■ **Saved data entries**
%%

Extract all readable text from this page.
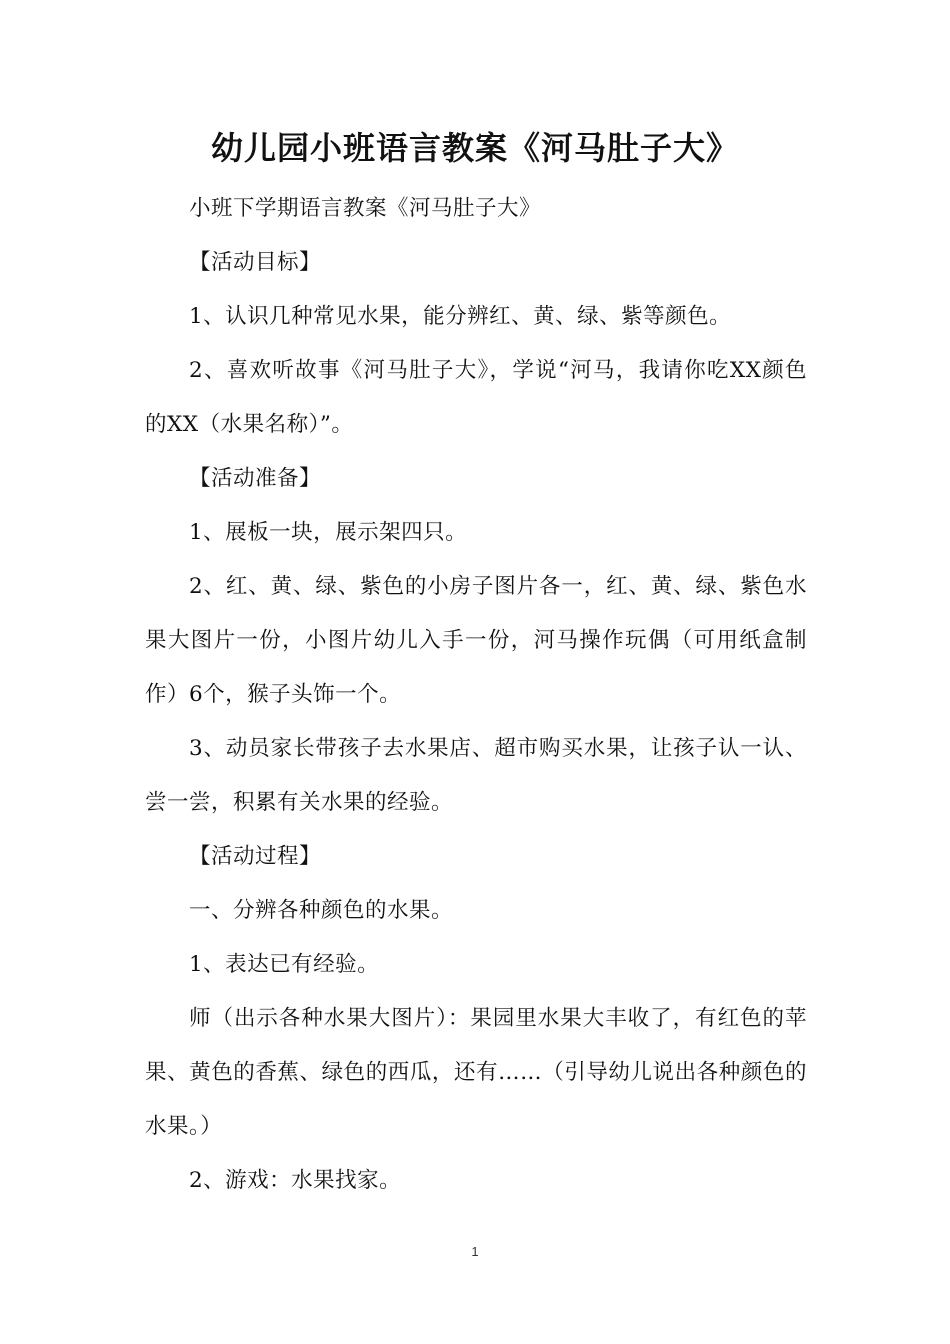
幼儿园小班语言教案《河马肚子大》

小班下学期语言教案《河马肚子大》

【活动目标】

1、认识几种常见水果，能分辨红、黄、绿、紫等颜色。

2、喜欢听故事《河马肚子大》，学说“河马，我请你吃XX颜色的XX（水果名称）”。

【活动准备】

1、展板一块，展示架四只。

2、红、黄、绿、紫色的小房子图片各一，红、黄、绿、紫色水果大图片一份，小图片幼儿入手一份，河马操作玩偶（可用纸盒制作）6个，猴子头饰一个。

3、动员家长带孩子去水果店、超市购买水果，让孩子认一认、尝一尝，积累有关水果的经验。

【活动过程】

一、分辨各种颜色的水果。

1、表达已有经验。

师（出示各种水果大图片）：果园里水果大丰收了，有红色的苹果、黄色的香蕉、绿色的西瓜，还有……（引导幼儿说出各种颜色的水果。）

2、游戏：水果找家。

1
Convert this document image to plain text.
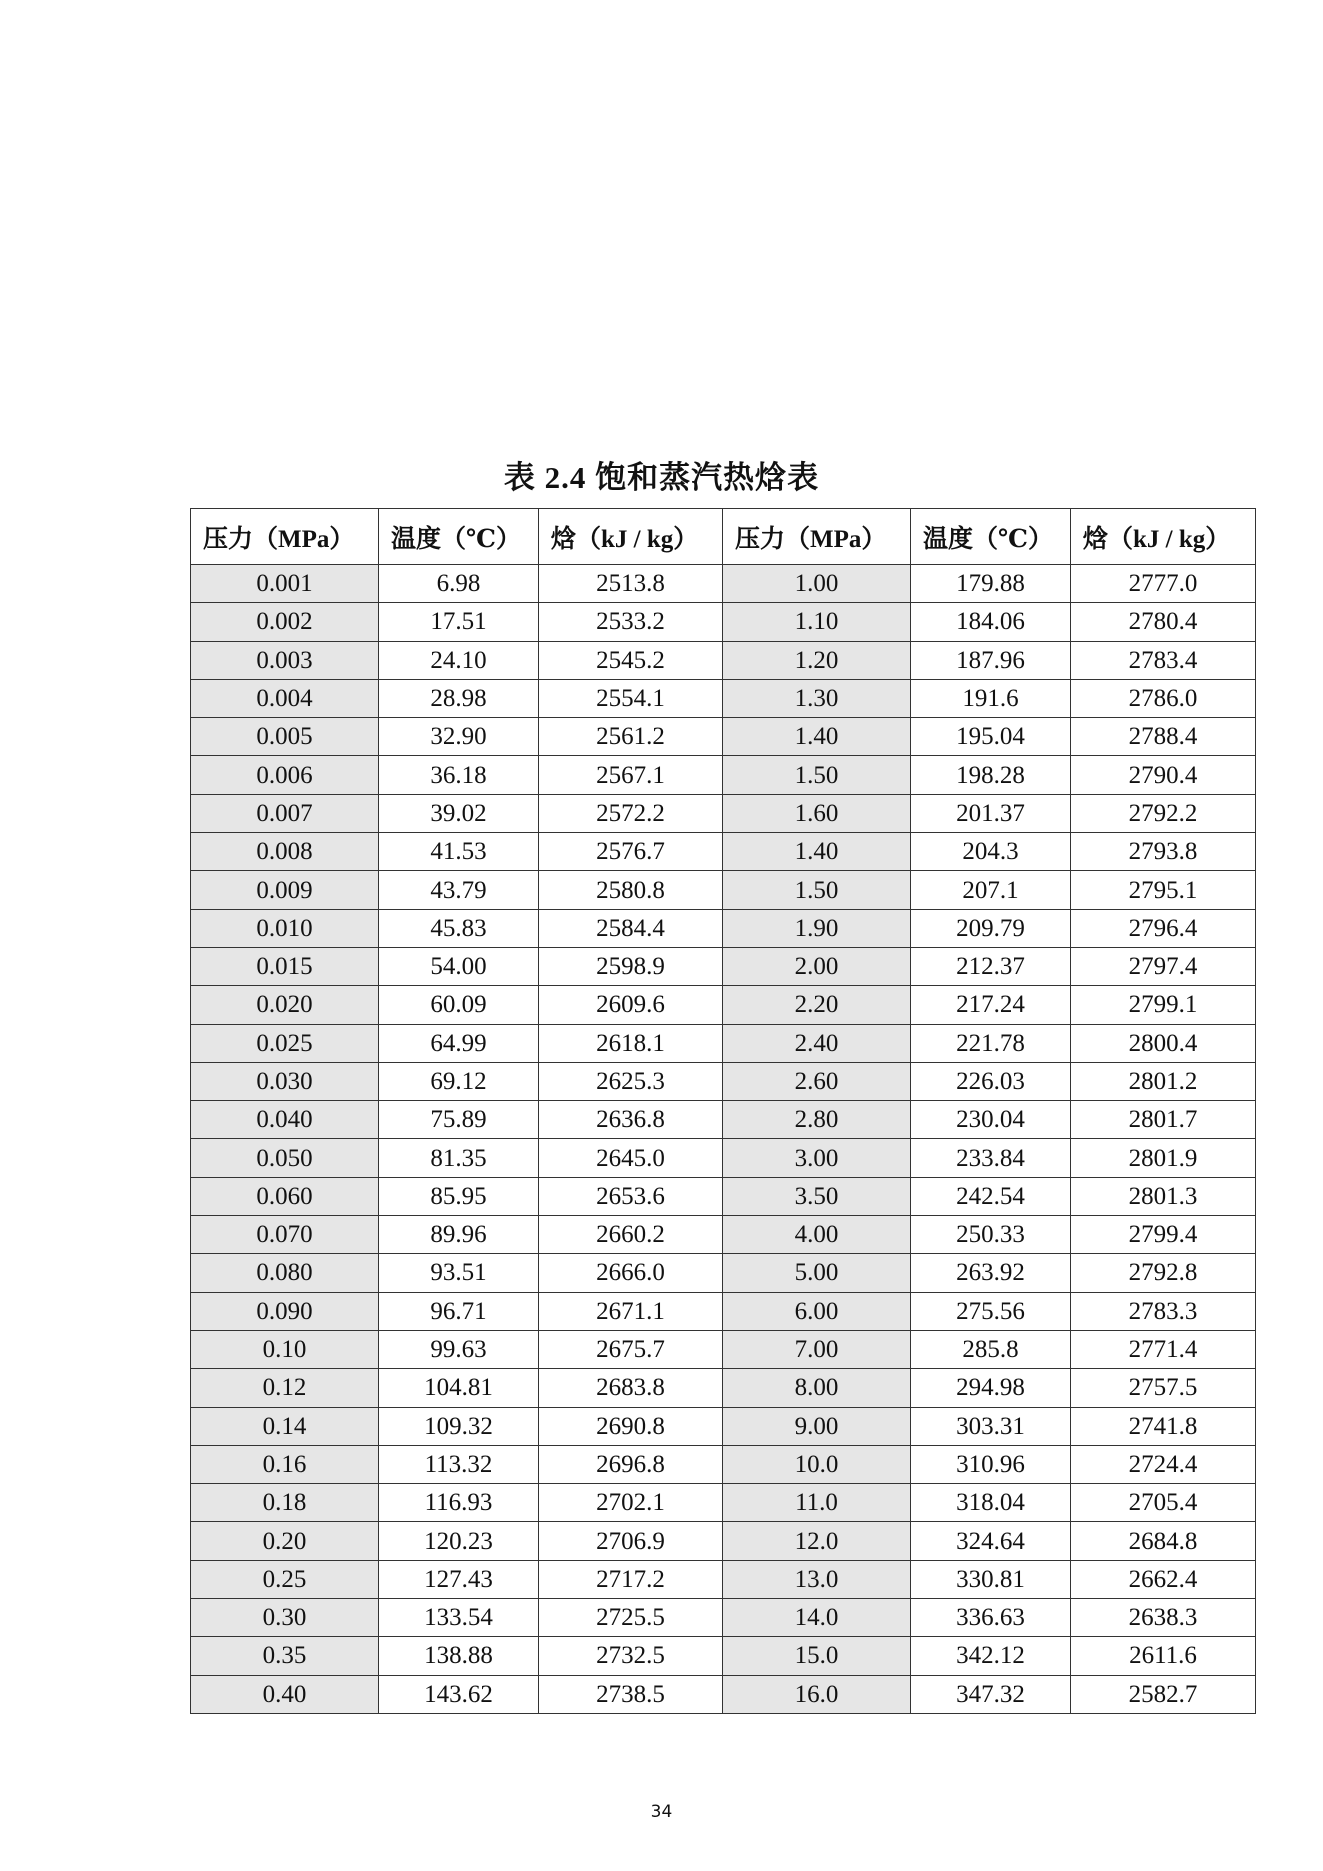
表 2.4 饱和蒸汽热焓表
压力（MPa）	温度（℃）	焓（kJ / kg）	压力（MPa）	温度（℃）	焓（kJ / kg）
0.001	6.98	2513.8	1.00	179.88	2777.0
0.002	17.51	2533.2	1.10	184.06	2780.4
0.003	24.10	2545.2	1.20	187.96	2783.4
0.004	28.98	2554.1	1.30	191.6	2786.0
0.005	32.90	2561.2	1.40	195.04	2788.4
0.006	36.18	2567.1	1.50	198.28	2790.4
0.007	39.02	2572.2	1.60	201.37	2792.2
0.008	41.53	2576.7	1.40	204.3	2793.8
0.009	43.79	2580.8	1.50	207.1	2795.1
0.010	45.83	2584.4	1.90	209.79	2796.4
0.015	54.00	2598.9	2.00	212.37	2797.4
0.020	60.09	2609.6	2.20	217.24	2799.1
0.025	64.99	2618.1	2.40	221.78	2800.4
0.030	69.12	2625.3	2.60	226.03	2801.2
0.040	75.89	2636.8	2.80	230.04	2801.7
0.050	81.35	2645.0	3.00	233.84	2801.9
0.060	85.95	2653.6	3.50	242.54	2801.3
0.070	89.96	2660.2	4.00	250.33	2799.4
0.080	93.51	2666.0	5.00	263.92	2792.8
0.090	96.71	2671.1	6.00	275.56	2783.3
0.10	99.63	2675.7	7.00	285.8	2771.4
0.12	104.81	2683.8	8.00	294.98	2757.5
0.14	109.32	2690.8	9.00	303.31	2741.8
0.16	113.32	2696.8	10.0	310.96	2724.4
0.18	116.93	2702.1	11.0	318.04	2705.4
0.20	120.23	2706.9	12.0	324.64	2684.8
0.25	127.43	2717.2	13.0	330.81	2662.4
0.30	133.54	2725.5	14.0	336.63	2638.3
0.35	138.88	2732.5	15.0	342.12	2611.6
0.40	143.62	2738.5	16.0	347.32	2582.7
34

%%

■ **GIVEN REQUEST**
Find the line with "Convert this document image to plain text." in the listing and extract it and all lines after it through the end, exactly, without the pictures.

■ **TASK SOLUTION**
Convert this document image to plain text.
表 2.4 饱和蒸汽热焓表
压力（MPa）	温度（℃）	焓（kJ / kg）	压力（MPa）	温度（℃）	焓（kJ / kg）
0.001	6.98	2513.8	1.00	179.88	2777.0
0.002	17.51	2533.2	1.10	184.06	2780.4
0.003	24.10	2545.2	1.20	187.96	2783.4
0.004	28.98	2554.1	1.30	191.6	2786.0
0.005	32.90	2561.2	1.40	195.04	2788.4
0.006	36.18	2567.1	1.50	198.28	2790.4
0.007	39.02	2572.2	1.60	201.37	2792.2
0.008	41.53	2576.7	1.40	204.3	2793.8
0.009	43.79	2580.8	1.50	207.1	2795.1
0.010	45.83	2584.4	1.90	209.79	2796.4
0.015	54.00	2598.9	2.00	212.37	2797.4
0.020	60.09	2609.6	2.20	217.24	2799.1
0.025	64.99	2618.1	2.40	221.78	2800.4
0.030	69.12	2625.3	2.60	226.03	2801.2
0.040	75.89	2636.8	2.80	230.04	2801.7
0.050	81.35	2645.0	3.00	233.84	2801.9
0.060	85.95	2653.6	3.50	242.54	2801.3
0.070	89.96	2660.2	4.00	250.33	2799.4
0.080	93.51	2666.0	5.00	263.92	2792.8
0.090	96.71	2671.1	6.00	275.56	2783.3
0.10	99.63	2675.7	7.00	285.8	2771.4
0.12	104.81	2683.8	8.00	294.98	2757.5
0.14	109.32	2690.8	9.00	303.31	2741.8
0.16	113.32	2696.8	10.0	310.96	2724.4
0.18	116.93	2702.1	11.0	318.04	2705.4
0.20	120.23	2706.9	12.0	324.64	2684.8
0.25	127.43	2717.2	13.0	330.81	2662.4
0.30	133.54	2725.5	14.0	336.63	2638.3
0.35	138.88	2732.5	15.0	342.12	2611.6
0.40	143.62	2738.5	16.0	347.32	2582.7
34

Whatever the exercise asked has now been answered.